WHAT THE TASK ASKS: Copy the data exactly as it appears, and do not include any pictures.

======== RECORDS SUPPLIED

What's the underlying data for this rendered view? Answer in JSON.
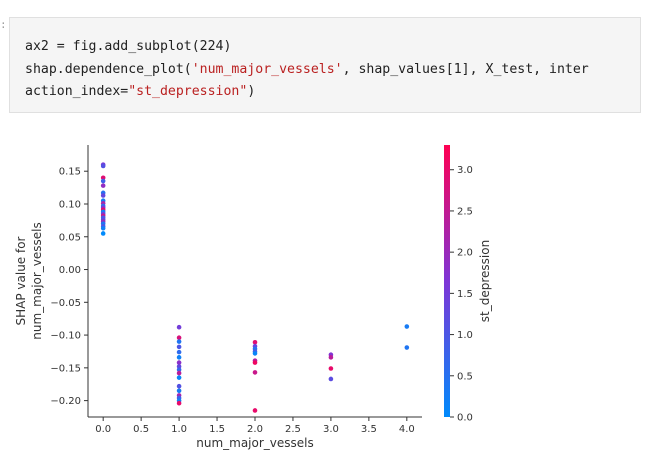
{
  "cell": {
    "prompt": ":",
    "code": {
      "line1": "ax2 = fig.add_subplot(224)",
      "line2_pre": "shap.dependence_plot(",
      "line2_str": "'num_major_vessels'",
      "line2_post": ", shap_values[1], X_test, inter",
      "line3_pre": "action_index=",
      "line3_str": "\"st_depression\"",
      "line3_post": ")"
    }
  },
  "chart_data": {
    "type": "scatter",
    "xlabel": "num_major_vessels",
    "ylabel_line1": "SHAP value for",
    "ylabel_line2": "num_major_vessels",
    "xlim": [
      -0.2,
      4.2
    ],
    "ylim": [
      -0.225,
      0.19
    ],
    "x_ticks": [
      "0.0",
      "0.5",
      "1.0",
      "1.5",
      "2.0",
      "2.5",
      "3.0",
      "3.5",
      "4.0"
    ],
    "y_ticks": [
      "0.15",
      "0.10",
      "0.05",
      "0.00",
      "−0.05",
      "−0.10",
      "−0.15",
      "−0.20"
    ],
    "colorbar": {
      "label": "st_depression",
      "range": [
        0.0,
        3.3
      ],
      "ticks": [
        "0.0",
        "0.5",
        "1.0",
        "1.5",
        "2.0",
        "2.5",
        "3.0"
      ],
      "color_low": "#008afb",
      "color_mid": "#7e35d6",
      "color_high": "#ff0052"
    },
    "points": [
      {
        "x": 0,
        "y": 0.16,
        "c": 1.6
      },
      {
        "x": 0,
        "y": 0.158,
        "c": 1.1
      },
      {
        "x": 0,
        "y": 0.14,
        "c": 2.9
      },
      {
        "x": 0,
        "y": 0.135,
        "c": 0.8
      },
      {
        "x": 0,
        "y": 0.128,
        "c": 1.9
      },
      {
        "x": 0,
        "y": 0.117,
        "c": 0.5
      },
      {
        "x": 0,
        "y": 0.113,
        "c": 1.3
      },
      {
        "x": 0,
        "y": 0.105,
        "c": 0.3
      },
      {
        "x": 0,
        "y": 0.101,
        "c": 2.2
      },
      {
        "x": 0,
        "y": 0.097,
        "c": 0.6
      },
      {
        "x": 0,
        "y": 0.094,
        "c": 1.7
      },
      {
        "x": 0,
        "y": 0.091,
        "c": 3.1
      },
      {
        "x": 0,
        "y": 0.088,
        "c": 0.1
      },
      {
        "x": 0,
        "y": 0.085,
        "c": 1.4
      },
      {
        "x": 0,
        "y": 0.082,
        "c": 2.6
      },
      {
        "x": 0,
        "y": 0.079,
        "c": 0.9
      },
      {
        "x": 0,
        "y": 0.076,
        "c": 1.2
      },
      {
        "x": 0,
        "y": 0.073,
        "c": 2.0
      },
      {
        "x": 0,
        "y": 0.07,
        "c": 0.4
      },
      {
        "x": 0,
        "y": 0.066,
        "c": 1.0
      },
      {
        "x": 0,
        "y": 0.063,
        "c": 0.2
      },
      {
        "x": 0,
        "y": 0.055,
        "c": 0.0
      },
      {
        "x": 1,
        "y": -0.088,
        "c": 1.5
      },
      {
        "x": 1,
        "y": -0.104,
        "c": 2.8
      },
      {
        "x": 1,
        "y": -0.11,
        "c": 0.4
      },
      {
        "x": 1,
        "y": -0.118,
        "c": 1.0
      },
      {
        "x": 1,
        "y": -0.126,
        "c": 0.6
      },
      {
        "x": 1,
        "y": -0.134,
        "c": 0.2
      },
      {
        "x": 1,
        "y": -0.142,
        "c": 1.8
      },
      {
        "x": 1,
        "y": -0.148,
        "c": 1.3
      },
      {
        "x": 1,
        "y": -0.153,
        "c": 0.7
      },
      {
        "x": 1,
        "y": -0.158,
        "c": 2.4
      },
      {
        "x": 1,
        "y": -0.165,
        "c": 0.1
      },
      {
        "x": 1,
        "y": -0.178,
        "c": 1.1
      },
      {
        "x": 1,
        "y": -0.185,
        "c": 0.3
      },
      {
        "x": 1,
        "y": -0.192,
        "c": 2.1
      },
      {
        "x": 1,
        "y": -0.196,
        "c": 0.8
      },
      {
        "x": 1,
        "y": -0.2,
        "c": 0.2
      },
      {
        "x": 1,
        "y": -0.204,
        "c": 3.0
      },
      {
        "x": 2,
        "y": -0.111,
        "c": 2.9
      },
      {
        "x": 2,
        "y": -0.117,
        "c": 1.4
      },
      {
        "x": 2,
        "y": -0.121,
        "c": 0.5
      },
      {
        "x": 2,
        "y": -0.125,
        "c": 0.9
      },
      {
        "x": 2,
        "y": -0.128,
        "c": 0.1
      },
      {
        "x": 2,
        "y": -0.139,
        "c": 2.3
      },
      {
        "x": 2,
        "y": -0.142,
        "c": 3.1
      },
      {
        "x": 2,
        "y": -0.157,
        "c": 2.6
      },
      {
        "x": 2,
        "y": -0.215,
        "c": 3.0
      },
      {
        "x": 3,
        "y": -0.13,
        "c": 1.7
      },
      {
        "x": 3,
        "y": -0.134,
        "c": 2.4
      },
      {
        "x": 3,
        "y": -0.151,
        "c": 3.0
      },
      {
        "x": 3,
        "y": -0.167,
        "c": 1.2
      },
      {
        "x": 4,
        "y": -0.087,
        "c": 0.3
      },
      {
        "x": 4,
        "y": -0.119,
        "c": 0.4
      }
    ]
  }
}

================

WRITTEN RESPONSE:
What's the underlying data for this rendered view? Answer in JSON.
{
  "cell": {
    "prompt": ":",
    "code": {
      "line1": "ax2 = fig.add_subplot(224)",
      "line2_pre": "shap.dependence_plot(",
      "line2_str": "'num_major_vessels'",
      "line2_post": ", shap_values[1], X_test, inter",
      "line3_pre": "action_index=",
      "line3_str": "\"st_depression\"",
      "line3_post": ")"
    }
  },
  "chart_data": {
    "type": "scatter",
    "xlabel": "num_major_vessels",
    "ylabel_line1": "SHAP value for",
    "ylabel_line2": "num_major_vessels",
    "xlim": [
      -0.2,
      4.2
    ],
    "ylim": [
      -0.225,
      0.19
    ],
    "x_ticks": [
      "0.0",
      "0.5",
      "1.0",
      "1.5",
      "2.0",
      "2.5",
      "3.0",
      "3.5",
      "4.0"
    ],
    "y_ticks": [
      "0.15",
      "0.10",
      "0.05",
      "0.00",
      "−0.05",
      "−0.10",
      "−0.15",
      "−0.20"
    ],
    "colorbar": {
      "label": "st_depression",
      "range": [
        0.0,
        3.3
      ],
      "ticks": [
        "0.0",
        "0.5",
        "1.0",
        "1.5",
        "2.0",
        "2.5",
        "3.0"
      ],
      "color_low": "#008afb",
      "color_mid": "#7e35d6",
      "color_high": "#ff0052"
    },
    "points": [
      {
        "x": 0,
        "y": 0.16,
        "c": 1.6
      },
      {
        "x": 0,
        "y": 0.158,
        "c": 1.1
      },
      {
        "x": 0,
        "y": 0.14,
        "c": 2.9
      },
      {
        "x": 0,
        "y": 0.135,
        "c": 0.8
      },
      {
        "x": 0,
        "y": 0.128,
        "c": 1.9
      },
      {
        "x": 0,
        "y": 0.117,
        "c": 0.5
      },
      {
        "x": 0,
        "y": 0.113,
        "c": 1.3
      },
      {
        "x": 0,
        "y": 0.105,
        "c": 0.3
      },
      {
        "x": 0,
        "y": 0.101,
        "c": 2.2
      },
      {
        "x": 0,
        "y": 0.097,
        "c": 0.6
      },
      {
        "x": 0,
        "y": 0.094,
        "c": 1.7
      },
      {
        "x": 0,
        "y": 0.091,
        "c": 3.1
      },
      {
        "x": 0,
        "y": 0.088,
        "c": 0.1
      },
      {
        "x": 0,
        "y": 0.085,
        "c": 1.4
      },
      {
        "x": 0,
        "y": 0.082,
        "c": 2.6
      },
      {
        "x": 0,
        "y": 0.079,
        "c": 0.9
      },
      {
        "x": 0,
        "y": 0.076,
        "c": 1.2
      },
      {
        "x": 0,
        "y": 0.073,
        "c": 2.0
      },
      {
        "x": 0,
        "y": 0.07,
        "c": 0.4
      },
      {
        "x": 0,
        "y": 0.066,
        "c": 1.0
      },
      {
        "x": 0,
        "y": 0.063,
        "c": 0.2
      },
      {
        "x": 0,
        "y": 0.055,
        "c": 0.0
      },
      {
        "x": 1,
        "y": -0.088,
        "c": 1.5
      },
      {
        "x": 1,
        "y": -0.104,
        "c": 2.8
      },
      {
        "x": 1,
        "y": -0.11,
        "c": 0.4
      },
      {
        "x": 1,
        "y": -0.118,
        "c": 1.0
      },
      {
        "x": 1,
        "y": -0.126,
        "c": 0.6
      },
      {
        "x": 1,
        "y": -0.134,
        "c": 0.2
      },
      {
        "x": 1,
        "y": -0.142,
        "c": 1.8
      },
      {
        "x": 1,
        "y": -0.148,
        "c": 1.3
      },
      {
        "x": 1,
        "y": -0.153,
        "c": 0.7
      },
      {
        "x": 1,
        "y": -0.158,
        "c": 2.4
      },
      {
        "x": 1,
        "y": -0.165,
        "c": 0.1
      },
      {
        "x": 1,
        "y": -0.178,
        "c": 1.1
      },
      {
        "x": 1,
        "y": -0.185,
        "c": 0.3
      },
      {
        "x": 1,
        "y": -0.192,
        "c": 2.1
      },
      {
        "x": 1,
        "y": -0.196,
        "c": 0.8
      },
      {
        "x": 1,
        "y": -0.2,
        "c": 0.2
      },
      {
        "x": 1,
        "y": -0.204,
        "c": 3.0
      },
      {
        "x": 2,
        "y": -0.111,
        "c": 2.9
      },
      {
        "x": 2,
        "y": -0.117,
        "c": 1.4
      },
      {
        "x": 2,
        "y": -0.121,
        "c": 0.5
      },
      {
        "x": 2,
        "y": -0.125,
        "c": 0.9
      },
      {
        "x": 2,
        "y": -0.128,
        "c": 0.1
      },
      {
        "x": 2,
        "y": -0.139,
        "c": 2.3
      },
      {
        "x": 2,
        "y": -0.142,
        "c": 3.1
      },
      {
        "x": 2,
        "y": -0.157,
        "c": 2.6
      },
      {
        "x": 2,
        "y": -0.215,
        "c": 3.0
      },
      {
        "x": 3,
        "y": -0.13,
        "c": 1.7
      },
      {
        "x": 3,
        "y": -0.134,
        "c": 2.4
      },
      {
        "x": 3,
        "y": -0.151,
        "c": 3.0
      },
      {
        "x": 3,
        "y": -0.167,
        "c": 1.2
      },
      {
        "x": 4,
        "y": -0.087,
        "c": 0.3
      },
      {
        "x": 4,
        "y": -0.119,
        "c": 0.4
      }
    ]
  }
}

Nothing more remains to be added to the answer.